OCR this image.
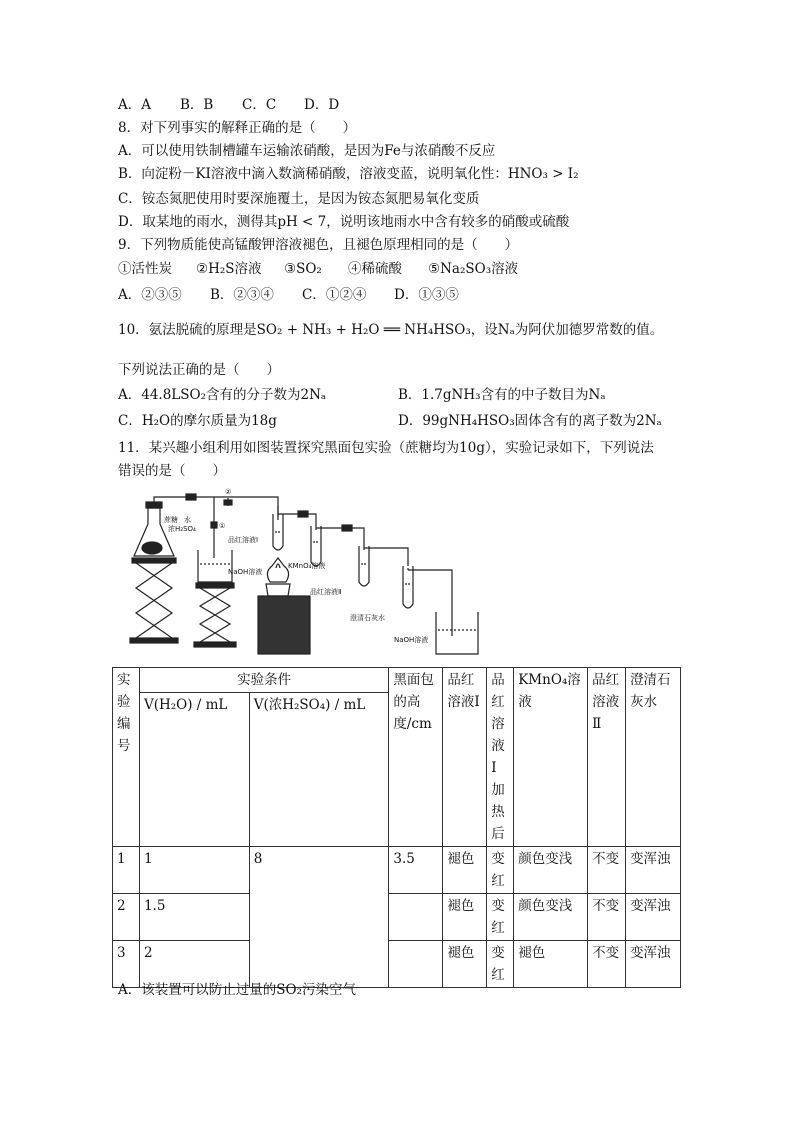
A．A B．B C．C D．D
8．对下列事实的解释正确的是（　　）
A．可以使用铁制槽罐车运输浓硝酸，是因为Fe与浓硝酸不反应
B．向淀粉－KI溶液中滴入数滴稀硝酸，溶液变蓝，说明氧化性：HNO₃ > I₂
C．铵态氮肥使用时要深施覆土，是因为铵态氮肥易氧化变质
D．取某地的雨水，测得其pH < 7，说明该地雨水中含有较多的硝酸或硫酸
9．下列物质能使高锰酸钾溶液褪色，且褪色原理相同的是（　　）
①活性炭 ②H₂S溶液 ③SO₂ ④稀硫酸 ⑤Na₂SO₃溶液
A．②③⑤ B．②③④ C．①②④ D．①③⑤
10．氨法脱硫的原理是SO₂ + NH₃ + H₂O ══ NH₄HSO₃，设Nₐ为阿伏加德罗常数的值。
下列说法正确的是（　　）
A．44.8LSO₂含有的分子数为2Nₐ	B．1.7gNH₃含有的中子数目为Nₐ
C．H₂O的摩尔质量为18g	D．99gNH₄HSO₃固体含有的离子数为2Nₐ
11．某兴趣小组利用如图装置探究黑面包实验（蔗糖均为10g），实验记录如下，下列说法
错误的是（　　）
蔗糖 水
浓H₂SO₄	①
②
NaOH溶液
品红溶液Ⅰ
KMnO₄溶液
品红溶液Ⅱ
澄清石灰水
NaOH溶液
实验编号	实验条件		黑面包的高度/cm	品红溶液Ⅰ	品红溶液Ⅰ加热后	KMnO₄溶液	品红溶液Ⅱ	澄清石灰水
	V(H₂O) / mL	V(浓H₂SO₄) / mL						
1	1	8	3.5	褪色	变红	颜色变浅	不变	变浑浊
2	1.5			褪色	变红	颜色变浅	不变	变浑浊
3	2			褪色	变红	褪色	不变	变浑浊
A．该装置可以防止过量的SO₂污染空气
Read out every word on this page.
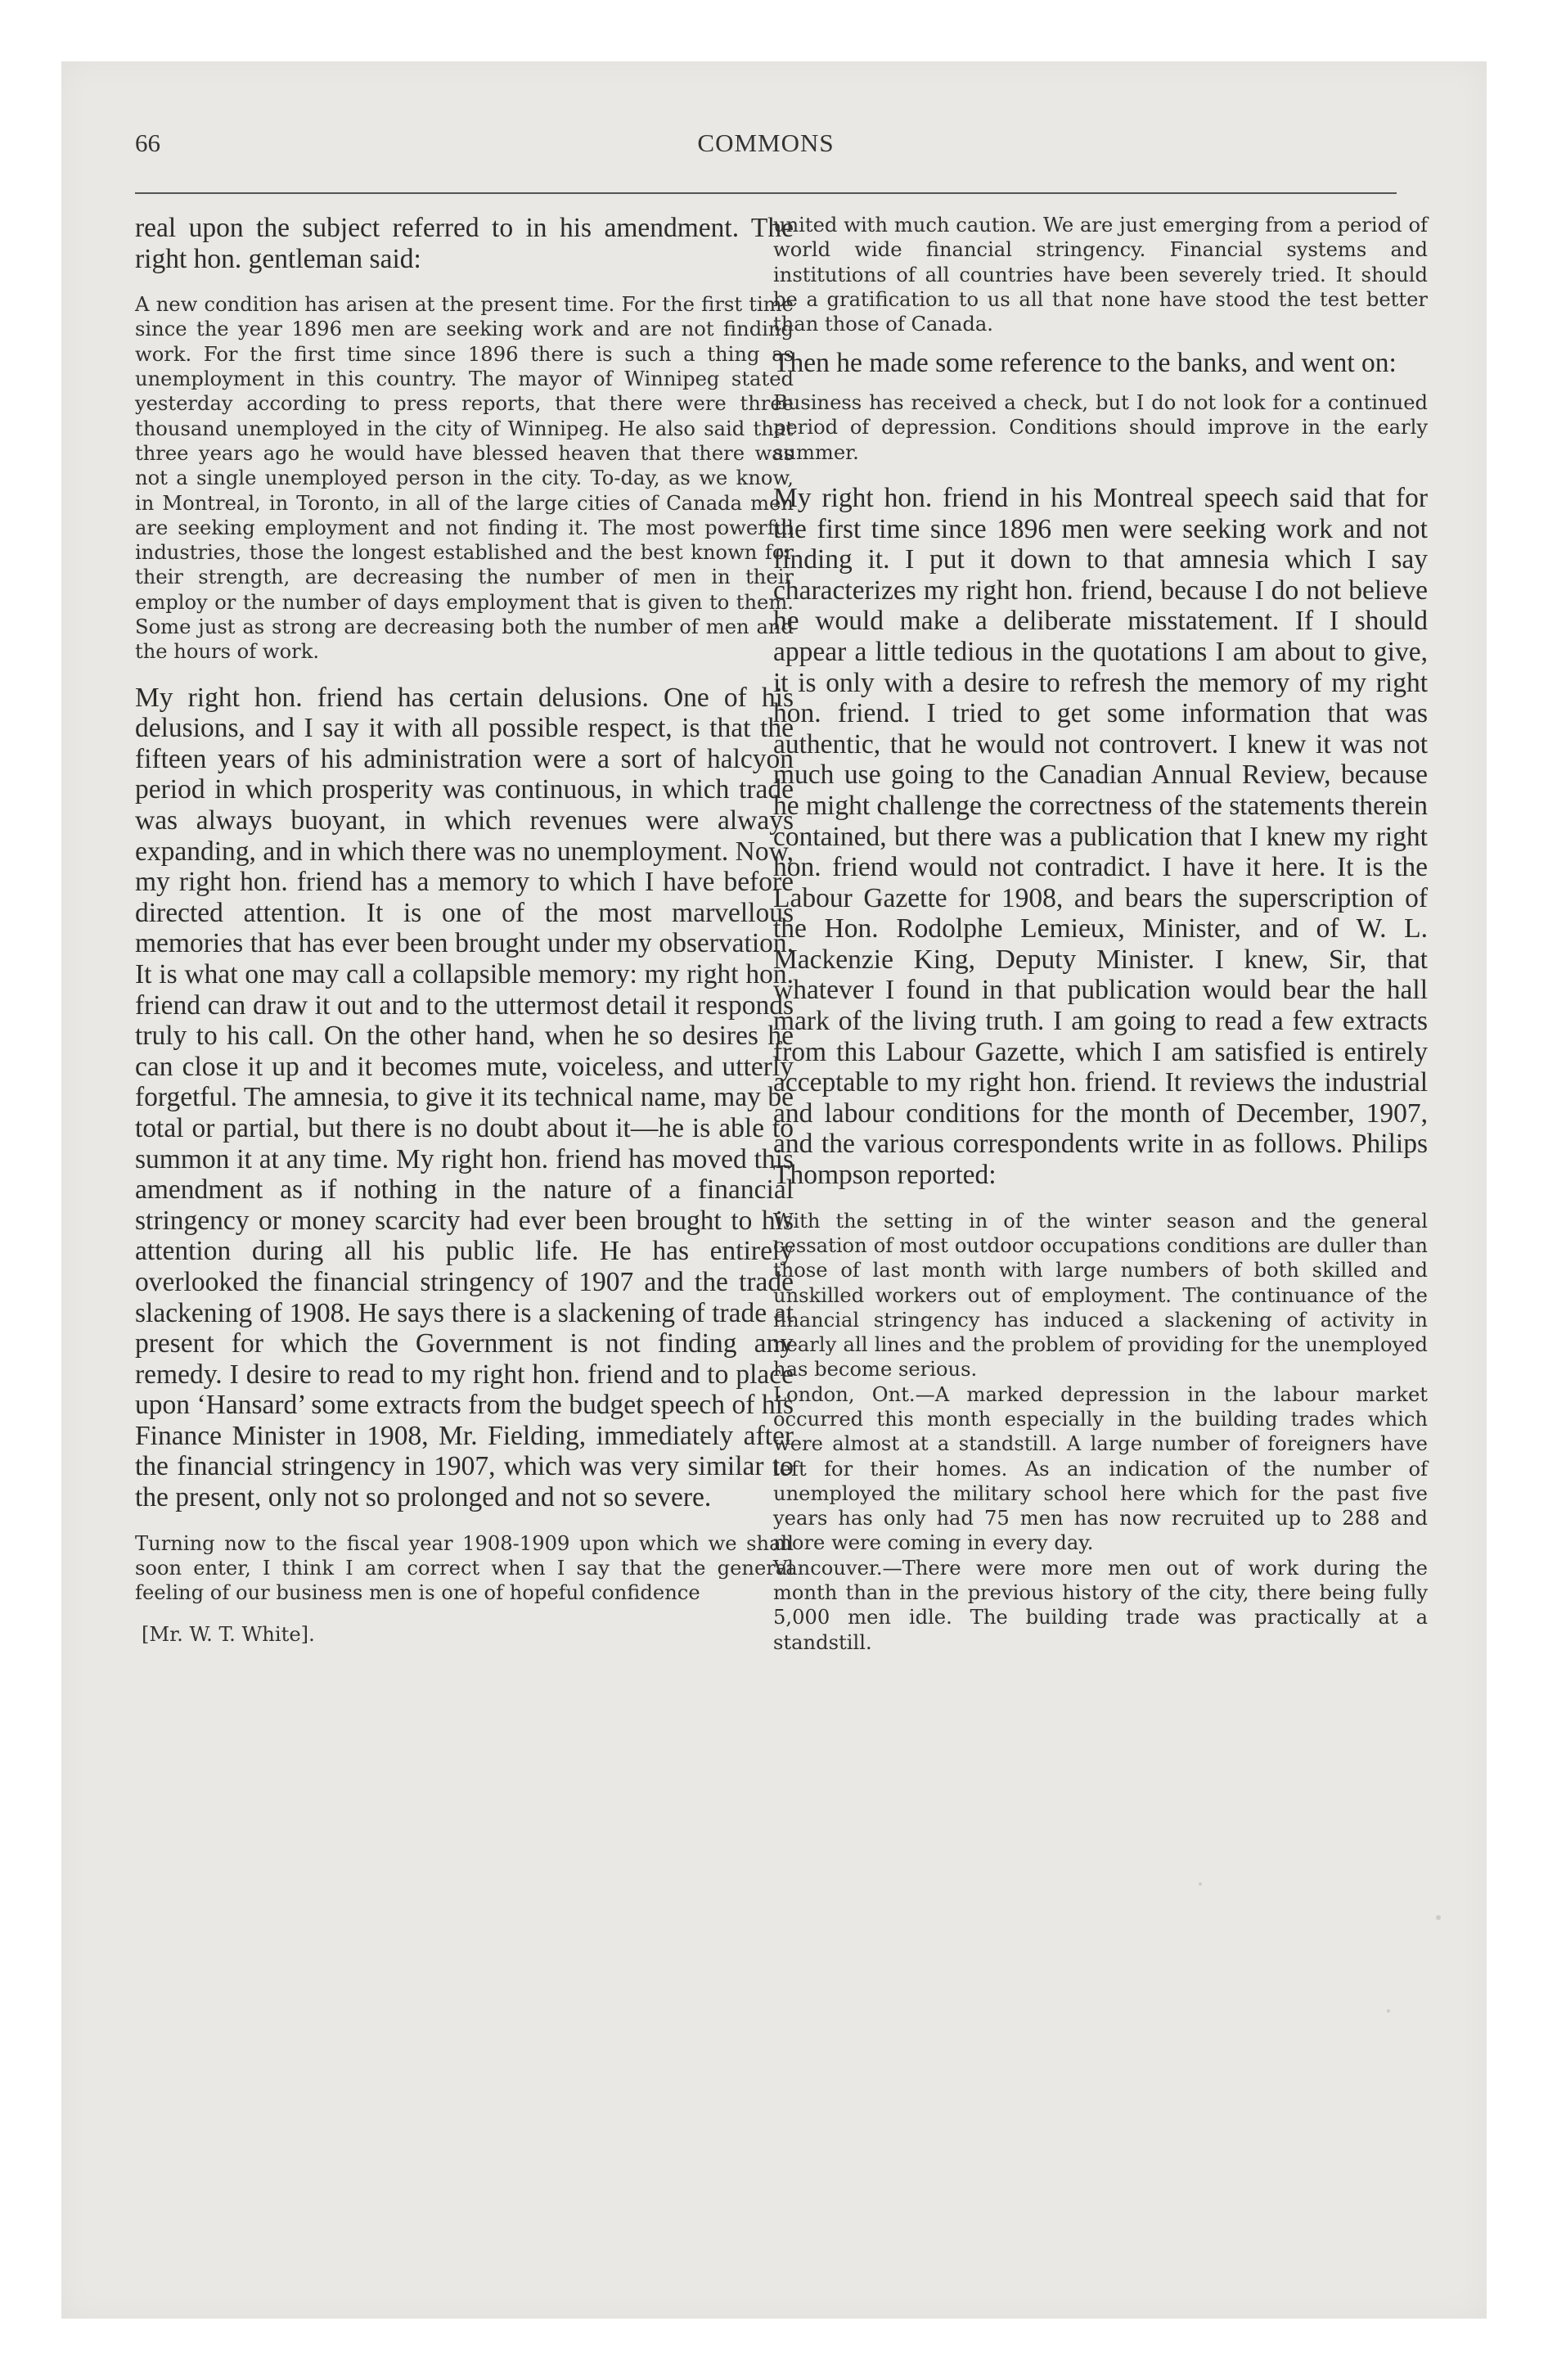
66	COMMONS

real upon the subject referred to in his amendment. The right hon. gentleman said:

A new condition has arisen at the present time. For the first time since the year 1896 men are seeking work and are not finding work. For the first time since 1896 there is such a thing as unemployment in this country. The mayor of Winnipeg stated yesterday according to press reports, that there were three thousand unemployed in the city of Winnipeg. He also said that three years ago he would have blessed heaven that there was not a single unemployed person in the city. To-day, as we know, in Montreal, in Toronto, in all of the large cities of Canada men are seeking employment and not finding it. The most powerful industries, those the longest established and the best known for their strength, are decreasing the number of men in their employ or the number of days employment that is given to them. Some just as strong are decreasing both the number of men and the hours of work.

My right hon. friend has certain delusions. One of his delusions, and I say it with all possible respect, is that the fifteen years of his administration were a sort of halcyon period in which prosperity was continuous, in which trade was always buoyant, in which revenues were always expanding, and in which there was no unemployment. Now, my right hon. friend has a memory to which I have before directed attention. It is one of the most marvellous memories that has ever been brought under my observation. It is what one may call a collapsible memory: my right hon. friend can draw it out and to the uttermost detail it responds truly to his call. On the other hand, when he so desires he can close it up and it becomes mute, voiceless, and utterly forgetful. The amnesia, to give it its technical name, may be total or partial, but there is no doubt about it—he is able to summon it at any time. My right hon. friend has moved this amendment as if nothing in the nature of a financial stringency or money scarcity had ever been brought to his attention during all his public life. He has entirely overlooked the financial stringency of 1907 and the trade slackening of 1908. He says there is a slackening of trade at present for which the Government is not finding any remedy. I desire to read to my right hon. friend and to place upon ‘Hansard’ some extracts from the budget speech of his Finance Minister in 1908, Mr. Fielding, immediately after the financial stringency in 1907, which was very similar to the present, only not so prolonged and not so severe.

Turning now to the fiscal year 1908-1909 upon which we shall soon enter, I think I am correct when I say that the general feeling of our business men is one of hopeful confidence

[Mr. W. T. White].

united with much caution. We are just emerging from a period of world wide financial stringency. Financial systems and institutions of all countries have been severely tried. It should be a gratification to us all that none have stood the test better than those of Canada.

Then he made some reference to the banks, and went on:

Business has received a check, but I do not look for a continued period of depression. Conditions should improve in the early summer.

My right hon. friend in his Montreal speech said that for the first time since 1896 men were seeking work and not finding it. I put it down to that amnesia which I say characterizes my right hon. friend, because I do not believe he would make a deliberate misstatement. If I should appear a little tedious in the quotations I am about to give, it is only with a desire to refresh the memory of my right hon. friend. I tried to get some information that was authentic, that he would not controvert. I knew it was not much use going to the Canadian Annual Review, because he might challenge the correctness of the statements therein contained, but there was a publication that I knew my right hon. friend would not contradict. I have it here. It is the Labour Gazette for 1908, and bears the superscription of the Hon. Rodolphe Lemieux, Minister, and of W. L. Mackenzie King, Deputy Minister. I knew, Sir, that whatever I found in that publication would bear the hall mark of the living truth. I am going to read a few extracts from this Labour Gazette, which I am satisfied is entirely acceptable to my right hon. friend. It reviews the industrial and labour conditions for the month of December, 1907, and the various correspondents write in as follows. Philips Thompson reported:

With the setting in of the winter season and the general cessation of most outdoor occupations conditions are duller than those of last month with large numbers of both skilled and unskilled workers out of employment. The continuance of the financial stringency has induced a slackening of activity in nearly all lines and the problem of providing for the unemployed has become serious.

London, Ont.—A marked depression in the labour market occurred this month especially in the building trades which were almost at a standstill. A large number of foreigners have left for their homes. As an indication of the number of unemployed the military school here which for the past five years has only had 75 men has now recruited up to 288 and more were coming in every day.

Vancouver.—There were more men out of work during the month than in the previous history of the city, there being fully 5,000 men idle. The building trade was practically at a standstill.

☆ ☆ ☆ ☆

• _GIVEN PROBLEM_
From start to finish, output the listing exactly, but omit its pictures.

• _COMPLETED EXERCISE_
OCR this image.
A．A B．B C．C D．D
8．对下列事实的解释正确的是（　　）
A．可以使用铁制槽罐车运输浓硝酸，是因为Fe与浓硝酸不反应
B．向淀粉－KI溶液中滴入数滴稀硝酸，溶液变蓝，说明氧化性：HNO₃ > I₂
C．铵态氮肥使用时要深施覆土，是因为铵态氮肥易氧化变质
D．取某地的雨水，测得其pH < 7，说明该地雨水中含有较多的硝酸或硫酸
9．下列物质能使高锰酸钾溶液褪色，且褪色原理相同的是（　　）
①活性炭 ②H₂S溶液 ③SO₂ ④稀硫酸 ⑤Na₂SO₃溶液
A．②③⑤ B．②③④ C．①②④ D．①③⑤
10．氨法脱硫的原理是SO₂ + NH₃ + H₂O ══ NH₄HSO₃，设Nₐ为阿伏加德罗常数的值。
下列说法正确的是（　　）
A．44.8LSO₂含有的分子数为2Nₐ	B．1.7gNH₃含有的中子数目为Nₐ
C．H₂O的摩尔质量为18g	D．99gNH₄HSO₃固体含有的离子数为2Nₐ
11．某兴趣小组利用如图装置探究黑面包实验（蔗糖均为10g），实验记录如下，下列说法
错误的是（　　）
蔗糖 水
浓H₂SO₄	①
②
NaOH溶液
品红溶液Ⅰ
KMnO₄溶液
品红溶液Ⅱ
澄清石灰水
NaOH溶液
实验编号	实验条件		黑面包的高度/cm	品红溶液Ⅰ	品红溶液Ⅰ加热后	KMnO₄溶液	品红溶液Ⅱ	澄清石灰水
	V(H₂O) / mL	V(浓H₂SO₄) / mL						
1	1	8	3.5	褪色	变红	颜色变浅	不变	变浑浊
2	1.5			褪色	变红	颜色变浅	不变	变浑浊
3	2			褪色	变红	褪色	不变	变浑浊
A．该装置可以防止过量的SO₂污染空气
Read out every word on this page.
66	COMMONS

real upon the subject referred to in his amendment. The right hon. gentleman said:

A new condition has arisen at the present time. For the first time since the year 1896 men are seeking work and are not finding work. For the first time since 1896 there is such a thing as unemployment in this country. The mayor of Winnipeg stated yesterday according to press reports, that there were three thousand unemployed in the city of Winnipeg. He also said that three years ago he would have blessed heaven that there was not a single unemployed person in the city. To-day, as we know, in Montreal, in Toronto, in all of the large cities of Canada men are seeking employment and not finding it. The most powerful industries, those the longest established and the best known for their strength, are decreasing the number of men in their employ or the number of days employment that is given to them. Some just as strong are decreasing both the number of men and the hours of work.

My right hon. friend has certain delusions. One of his delusions, and I say it with all possible respect, is that the fifteen years of his administration were a sort of halcyon period in which prosperity was continuous, in which trade was always buoyant, in which revenues were always expanding, and in which there was no unemployment. Now, my right hon. friend has a memory to which I have before directed attention. It is one of the most marvellous memories that has ever been brought under my observation. It is what one may call a collapsible memory: my right hon. friend can draw it out and to the uttermost detail it responds truly to his call. On the other hand, when he so desires he can close it up and it becomes mute, voiceless, and utterly forgetful. The amnesia, to give it its technical name, may be total or partial, but there is no doubt about it—he is able to summon it at any time. My right hon. friend has moved this amendment as if nothing in the nature of a financial stringency or money scarcity had ever been brought to his attention during all his public life. He has entirely overlooked the financial stringency of 1907 and the trade slackening of 1908. He says there is a slackening of trade at present for which the Government is not finding any remedy. I desire to read to my right hon. friend and to place upon ‘Hansard’ some extracts from the budget speech of his Finance Minister in 1908, Mr. Fielding, immediately after the financial stringency in 1907, which was very similar to the present, only not so prolonged and not so severe.

Turning now to the fiscal year 1908-1909 upon which we shall soon enter, I think I am correct when I say that the general feeling of our business men is one of hopeful confidence

[Mr. W. T. White].

united with much caution. We are just emerging from a period of world wide financial stringency. Financial systems and institutions of all countries have been severely tried. It should be a gratification to us all that none have stood the test better than those of Canada.

Then he made some reference to the banks, and went on:

Business has received a check, but I do not look for a continued period of depression. Conditions should improve in the early summer.

My right hon. friend in his Montreal speech said that for the first time since 1896 men were seeking work and not finding it. I put it down to that amnesia which I say characterizes my right hon. friend, because I do not believe he would make a deliberate misstatement. If I should appear a little tedious in the quotations I am about to give, it is only with a desire to refresh the memory of my right hon. friend. I tried to get some information that was authentic, that he would not controvert. I knew it was not much use going to the Canadian Annual Review, because he might challenge the correctness of the statements therein contained, but there was a publication that I knew my right hon. friend would not contradict. I have it here. It is the Labour Gazette for 1908, and bears the superscription of the Hon. Rodolphe Lemieux, Minister, and of W. L. Mackenzie King, Deputy Minister. I knew, Sir, that whatever I found in that publication would bear the hall mark of the living truth. I am going to read a few extracts from this Labour Gazette, which I am satisfied is entirely acceptable to my right hon. friend. It reviews the industrial and labour conditions for the month of December, 1907, and the various correspondents write in as follows. Philips Thompson reported:

With the setting in of the winter season and the general cessation of most outdoor occupations conditions are duller than those of last month with large numbers of both skilled and unskilled workers out of employment. The continuance of the financial stringency has induced a slackening of activity in nearly all lines and the problem of providing for the unemployed has become serious.

London, Ont.—A marked depression in the labour market occurred this month especially in the building trades which were almost at a standstill. A large number of foreigners have left for their homes. As an indication of the number of unemployed the military school here which for the past five years has only had 75 men has now recruited up to 288 and more were coming in every day.

Vancouver.—There were more men out of work during the month than in the previous history of the city, there being fully 5,000 men idle. The building trade was practically at a standstill.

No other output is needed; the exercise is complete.